-- BEGIN Data listing --

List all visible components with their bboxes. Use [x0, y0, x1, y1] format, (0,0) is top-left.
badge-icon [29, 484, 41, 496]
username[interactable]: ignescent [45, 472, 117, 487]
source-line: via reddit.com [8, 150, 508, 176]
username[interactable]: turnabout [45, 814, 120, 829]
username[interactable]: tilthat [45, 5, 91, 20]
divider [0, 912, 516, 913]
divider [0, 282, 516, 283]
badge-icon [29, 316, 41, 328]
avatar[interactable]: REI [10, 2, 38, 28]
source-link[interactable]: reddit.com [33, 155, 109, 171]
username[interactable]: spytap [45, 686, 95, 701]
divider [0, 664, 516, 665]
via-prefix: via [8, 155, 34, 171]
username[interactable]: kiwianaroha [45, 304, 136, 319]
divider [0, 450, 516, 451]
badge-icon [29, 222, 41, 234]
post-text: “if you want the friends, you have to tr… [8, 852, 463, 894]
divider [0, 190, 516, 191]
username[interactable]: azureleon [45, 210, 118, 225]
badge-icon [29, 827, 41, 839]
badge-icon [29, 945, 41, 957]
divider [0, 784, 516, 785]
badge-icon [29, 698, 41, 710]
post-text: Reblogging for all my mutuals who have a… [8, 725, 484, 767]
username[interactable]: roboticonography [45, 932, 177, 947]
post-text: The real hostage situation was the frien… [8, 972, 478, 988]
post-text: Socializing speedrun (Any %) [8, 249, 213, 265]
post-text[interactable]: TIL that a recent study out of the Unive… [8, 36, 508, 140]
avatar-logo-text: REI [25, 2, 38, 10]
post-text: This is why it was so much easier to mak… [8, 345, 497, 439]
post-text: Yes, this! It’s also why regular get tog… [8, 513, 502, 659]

-- END Data listing --

Direction
Reproduce every row above line by line, keeping each character unchanged.

Expected answer
List all visible components with their bboxes. Use [x0, y0, x1, y1] format, (0,0) is top-left.
badge-icon [29, 484, 41, 496]
username[interactable]: ignescent [45, 472, 117, 487]
source-line: via reddit.com [8, 150, 508, 176]
username[interactable]: turnabout [45, 814, 120, 829]
username[interactable]: tilthat [45, 5, 91, 20]
divider [0, 912, 516, 913]
divider [0, 282, 516, 283]
badge-icon [29, 316, 41, 328]
avatar[interactable]: REI [10, 2, 38, 28]
source-link[interactable]: reddit.com [33, 155, 109, 171]
username[interactable]: spytap [45, 686, 95, 701]
divider [0, 664, 516, 665]
via-prefix: via [8, 155, 34, 171]
username[interactable]: kiwianaroha [45, 304, 136, 319]
divider [0, 450, 516, 451]
badge-icon [29, 222, 41, 234]
post-text: “if you want the friends, you have to tr… [8, 852, 463, 894]
divider [0, 190, 516, 191]
username[interactable]: azureleon [45, 210, 118, 225]
badge-icon [29, 827, 41, 839]
badge-icon [29, 945, 41, 957]
divider [0, 784, 516, 785]
badge-icon [29, 698, 41, 710]
post-text: Reblogging for all my mutuals who have a… [8, 725, 484, 767]
username[interactable]: roboticonography [45, 932, 177, 947]
post-text: The real hostage situation was the frien… [8, 972, 478, 988]
post-text: Socializing speedrun (Any %) [8, 249, 213, 265]
post-text[interactable]: TIL that a recent study out of the Unive… [8, 36, 508, 140]
avatar-logo-text: REI [25, 2, 38, 10]
post-text: This is why it was so much easier to mak… [8, 345, 497, 439]
post-text: Yes, this! It’s also why regular get tog… [8, 513, 502, 659]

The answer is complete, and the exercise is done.